▶ **What you need to do**:
From the records, pick out and copy each line containing "AirStation".

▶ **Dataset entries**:
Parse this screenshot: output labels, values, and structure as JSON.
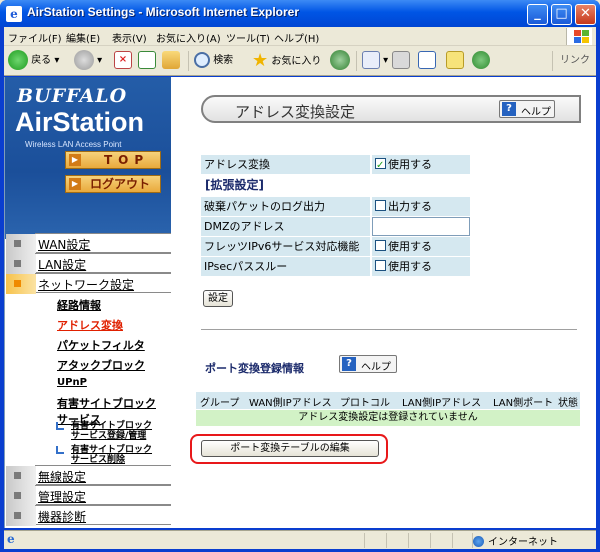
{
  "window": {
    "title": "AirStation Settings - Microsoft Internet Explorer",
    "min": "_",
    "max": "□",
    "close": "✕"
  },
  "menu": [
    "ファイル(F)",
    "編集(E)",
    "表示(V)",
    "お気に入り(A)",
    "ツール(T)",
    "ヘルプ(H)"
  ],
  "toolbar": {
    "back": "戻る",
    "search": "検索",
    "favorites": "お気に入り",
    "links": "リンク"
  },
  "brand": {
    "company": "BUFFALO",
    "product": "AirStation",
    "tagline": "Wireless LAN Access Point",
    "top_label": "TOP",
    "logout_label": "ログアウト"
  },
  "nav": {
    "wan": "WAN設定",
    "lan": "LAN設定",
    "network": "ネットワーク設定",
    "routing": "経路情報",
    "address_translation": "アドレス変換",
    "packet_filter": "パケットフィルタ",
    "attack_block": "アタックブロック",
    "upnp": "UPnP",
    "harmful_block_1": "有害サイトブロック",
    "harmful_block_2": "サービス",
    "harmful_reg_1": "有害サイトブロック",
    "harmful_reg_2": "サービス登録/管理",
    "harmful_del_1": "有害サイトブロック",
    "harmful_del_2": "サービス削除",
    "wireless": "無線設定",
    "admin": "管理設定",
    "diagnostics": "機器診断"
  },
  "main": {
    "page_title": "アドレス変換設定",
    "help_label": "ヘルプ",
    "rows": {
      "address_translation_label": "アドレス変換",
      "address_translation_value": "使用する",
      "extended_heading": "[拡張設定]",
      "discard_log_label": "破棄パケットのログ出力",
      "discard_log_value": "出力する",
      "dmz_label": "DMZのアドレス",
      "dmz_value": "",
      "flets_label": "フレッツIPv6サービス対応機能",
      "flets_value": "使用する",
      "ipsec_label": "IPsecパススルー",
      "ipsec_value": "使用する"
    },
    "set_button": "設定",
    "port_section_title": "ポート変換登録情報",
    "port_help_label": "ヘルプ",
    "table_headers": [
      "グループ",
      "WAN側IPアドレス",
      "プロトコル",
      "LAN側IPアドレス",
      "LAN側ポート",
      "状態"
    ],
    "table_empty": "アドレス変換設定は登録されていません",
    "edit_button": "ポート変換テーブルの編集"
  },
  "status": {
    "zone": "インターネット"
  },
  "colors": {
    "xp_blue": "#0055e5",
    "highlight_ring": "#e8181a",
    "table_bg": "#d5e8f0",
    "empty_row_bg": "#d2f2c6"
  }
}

▶ **Solution below**:
    "title": "AirStation Settings - Microsoft Internet Explorer",
    "product": "AirStation",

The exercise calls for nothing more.